__Detalhes do exercício__.
Reescreva as linhas desde o início dos dados até a linha que contém "249, 635, 272]", inclusive, substituindo "Bridge Maintenance" por "Street Repair" e deixando todo o resto igual.

Dados coletados
──────────
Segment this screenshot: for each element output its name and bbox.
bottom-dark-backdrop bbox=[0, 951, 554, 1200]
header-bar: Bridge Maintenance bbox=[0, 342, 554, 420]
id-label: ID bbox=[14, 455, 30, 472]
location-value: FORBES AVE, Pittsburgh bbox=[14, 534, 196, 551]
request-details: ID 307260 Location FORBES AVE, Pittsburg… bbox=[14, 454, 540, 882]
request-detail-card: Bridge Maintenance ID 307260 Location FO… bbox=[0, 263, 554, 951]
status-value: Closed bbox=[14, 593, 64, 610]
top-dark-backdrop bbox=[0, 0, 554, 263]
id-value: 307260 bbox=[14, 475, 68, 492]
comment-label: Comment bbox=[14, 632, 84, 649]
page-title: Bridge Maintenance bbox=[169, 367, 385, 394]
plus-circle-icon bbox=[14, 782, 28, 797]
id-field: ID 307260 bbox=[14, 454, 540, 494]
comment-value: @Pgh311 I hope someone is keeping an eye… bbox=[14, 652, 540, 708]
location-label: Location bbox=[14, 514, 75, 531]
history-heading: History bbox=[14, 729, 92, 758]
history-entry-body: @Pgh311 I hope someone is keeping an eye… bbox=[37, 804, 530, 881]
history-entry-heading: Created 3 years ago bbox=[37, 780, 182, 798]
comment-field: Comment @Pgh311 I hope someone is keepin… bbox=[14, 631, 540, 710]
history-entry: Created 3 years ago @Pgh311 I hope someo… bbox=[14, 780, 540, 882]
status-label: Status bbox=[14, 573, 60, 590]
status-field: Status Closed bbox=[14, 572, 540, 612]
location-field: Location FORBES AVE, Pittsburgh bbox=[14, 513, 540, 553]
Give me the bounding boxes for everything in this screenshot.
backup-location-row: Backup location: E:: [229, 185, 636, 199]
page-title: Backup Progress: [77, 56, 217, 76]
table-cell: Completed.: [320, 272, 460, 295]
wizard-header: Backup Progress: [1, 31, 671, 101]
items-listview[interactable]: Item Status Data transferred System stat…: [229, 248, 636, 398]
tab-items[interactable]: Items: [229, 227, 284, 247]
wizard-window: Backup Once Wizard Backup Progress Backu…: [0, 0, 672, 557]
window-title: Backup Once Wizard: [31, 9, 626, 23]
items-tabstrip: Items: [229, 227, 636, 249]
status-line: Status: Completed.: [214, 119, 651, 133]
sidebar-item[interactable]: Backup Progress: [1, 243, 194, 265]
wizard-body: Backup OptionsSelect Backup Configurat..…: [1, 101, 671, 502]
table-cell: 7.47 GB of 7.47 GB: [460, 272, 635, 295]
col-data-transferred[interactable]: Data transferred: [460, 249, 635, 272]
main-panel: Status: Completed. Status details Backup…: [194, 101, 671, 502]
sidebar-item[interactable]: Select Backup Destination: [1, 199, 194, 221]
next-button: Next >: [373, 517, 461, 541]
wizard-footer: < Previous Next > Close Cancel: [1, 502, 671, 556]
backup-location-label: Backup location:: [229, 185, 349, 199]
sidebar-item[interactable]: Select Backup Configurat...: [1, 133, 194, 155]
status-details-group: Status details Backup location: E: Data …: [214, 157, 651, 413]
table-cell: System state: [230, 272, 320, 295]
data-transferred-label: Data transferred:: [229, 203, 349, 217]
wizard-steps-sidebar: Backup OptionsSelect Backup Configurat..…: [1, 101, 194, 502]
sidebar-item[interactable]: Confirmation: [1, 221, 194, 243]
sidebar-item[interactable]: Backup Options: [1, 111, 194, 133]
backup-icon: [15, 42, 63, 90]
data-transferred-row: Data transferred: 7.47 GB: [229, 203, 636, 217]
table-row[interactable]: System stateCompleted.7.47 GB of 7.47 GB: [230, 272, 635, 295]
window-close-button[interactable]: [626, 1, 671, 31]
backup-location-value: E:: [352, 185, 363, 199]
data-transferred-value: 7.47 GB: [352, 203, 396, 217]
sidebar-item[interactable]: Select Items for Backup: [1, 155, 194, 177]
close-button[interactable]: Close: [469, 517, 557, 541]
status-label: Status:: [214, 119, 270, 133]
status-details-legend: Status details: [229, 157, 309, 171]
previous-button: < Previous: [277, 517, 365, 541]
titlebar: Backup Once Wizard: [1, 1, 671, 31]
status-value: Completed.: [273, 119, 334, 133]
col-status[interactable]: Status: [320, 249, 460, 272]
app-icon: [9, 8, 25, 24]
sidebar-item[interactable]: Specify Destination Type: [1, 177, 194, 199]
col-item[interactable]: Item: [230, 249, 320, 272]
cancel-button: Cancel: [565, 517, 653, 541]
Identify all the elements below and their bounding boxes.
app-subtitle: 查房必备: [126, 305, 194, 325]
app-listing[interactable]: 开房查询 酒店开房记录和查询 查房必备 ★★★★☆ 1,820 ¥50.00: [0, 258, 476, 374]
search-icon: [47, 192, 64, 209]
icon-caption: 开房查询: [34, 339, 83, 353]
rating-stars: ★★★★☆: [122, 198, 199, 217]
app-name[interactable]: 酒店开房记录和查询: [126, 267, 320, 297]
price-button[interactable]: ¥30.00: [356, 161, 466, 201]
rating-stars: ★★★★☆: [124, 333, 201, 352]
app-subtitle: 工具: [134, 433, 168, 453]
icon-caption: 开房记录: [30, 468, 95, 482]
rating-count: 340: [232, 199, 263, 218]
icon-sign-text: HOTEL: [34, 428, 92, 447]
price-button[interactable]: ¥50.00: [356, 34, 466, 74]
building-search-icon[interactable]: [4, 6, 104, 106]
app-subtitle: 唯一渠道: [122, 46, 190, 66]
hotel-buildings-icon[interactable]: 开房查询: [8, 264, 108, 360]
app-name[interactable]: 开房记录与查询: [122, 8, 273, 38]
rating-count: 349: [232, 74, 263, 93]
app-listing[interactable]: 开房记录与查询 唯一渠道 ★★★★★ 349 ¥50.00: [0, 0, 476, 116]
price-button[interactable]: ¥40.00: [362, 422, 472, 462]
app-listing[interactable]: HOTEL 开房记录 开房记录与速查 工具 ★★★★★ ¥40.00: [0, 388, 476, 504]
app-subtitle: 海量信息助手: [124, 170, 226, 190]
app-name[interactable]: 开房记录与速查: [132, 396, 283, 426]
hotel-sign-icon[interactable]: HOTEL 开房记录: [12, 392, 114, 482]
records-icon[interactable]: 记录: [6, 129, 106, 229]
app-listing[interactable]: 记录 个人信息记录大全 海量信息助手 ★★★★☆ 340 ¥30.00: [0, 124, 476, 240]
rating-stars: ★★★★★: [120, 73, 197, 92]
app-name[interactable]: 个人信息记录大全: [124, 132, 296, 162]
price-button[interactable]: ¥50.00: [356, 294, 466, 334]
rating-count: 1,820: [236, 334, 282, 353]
──────────
__Resultado da tarefa__.
Segment this screenshot: for each element output its name and bbox.
bottom-dark-backdrop bbox=[0, 951, 554, 1200]
header-bar: Street Repair bbox=[0, 342, 554, 420]
id-label: ID bbox=[14, 455, 30, 472]
location-value: FORBES AVE, Pittsburgh bbox=[14, 534, 196, 551]
request-details: ID 307260 Location FORBES AVE, Pittsburg… bbox=[14, 454, 540, 882]
request-detail-card: Street Repair ID 307260 Location FO… bbox=[0, 263, 554, 951]
status-value: Closed bbox=[14, 593, 64, 610]
top-dark-backdrop bbox=[0, 0, 554, 263]
id-value: 307260 bbox=[14, 475, 68, 492]
comment-label: Comment bbox=[14, 632, 84, 649]
page-title: Street Repair bbox=[169, 367, 385, 394]
plus-circle-icon bbox=[14, 782, 28, 797]
id-field: ID 307260 bbox=[14, 454, 540, 494]
comment-value: @Pgh311 I hope someone is keeping an eye… bbox=[14, 652, 540, 708]
location-label: Location bbox=[14, 514, 75, 531]
history-heading: History bbox=[14, 729, 92, 758]
history-entry-body: @Pgh311 I hope someone is keeping an eye… bbox=[37, 804, 530, 881]
history-entry-heading: Created 3 years ago bbox=[37, 780, 182, 798]
comment-field: Comment @Pgh311 I hope someone is keepin… bbox=[14, 631, 540, 710]
history-entry: Created 3 years ago @Pgh311 I hope someo… bbox=[14, 780, 540, 882]
status-label: Status bbox=[14, 573, 60, 590]
status-field: Status Closed bbox=[14, 572, 540, 612]
location-field: Location FORBES AVE, Pittsburgh bbox=[14, 513, 540, 553]
Give me the bounding boxes for everything in this screenshot.
backup-location-row: Backup location: E:: [229, 185, 636, 199]
page-title: Backup Progress: [77, 56, 217, 76]
table-cell: Completed.: [320, 272, 460, 295]
wizard-header: Backup Progress: [1, 31, 671, 101]
items-listview[interactable]: Item Status Data transferred System stat…: [229, 248, 636, 398]
tab-items[interactable]: Items: [229, 227, 284, 247]
wizard-window: Backup Once Wizard Backup Progress Backu…: [0, 0, 672, 557]
window-title: Backup Once Wizard: [31, 9, 626, 23]
items-tabstrip: Items: [229, 227, 636, 249]
status-line: Status: Completed.: [214, 119, 651, 133]
sidebar-item[interactable]: Backup Progress: [1, 243, 194, 265]
wizard-body: Backup OptionsSelect Backup Configurat..…: [1, 101, 671, 502]
table-cell: 7.47 GB of 7.47 GB: [460, 272, 635, 295]
col-data-transferred[interactable]: Data transferred: [460, 249, 635, 272]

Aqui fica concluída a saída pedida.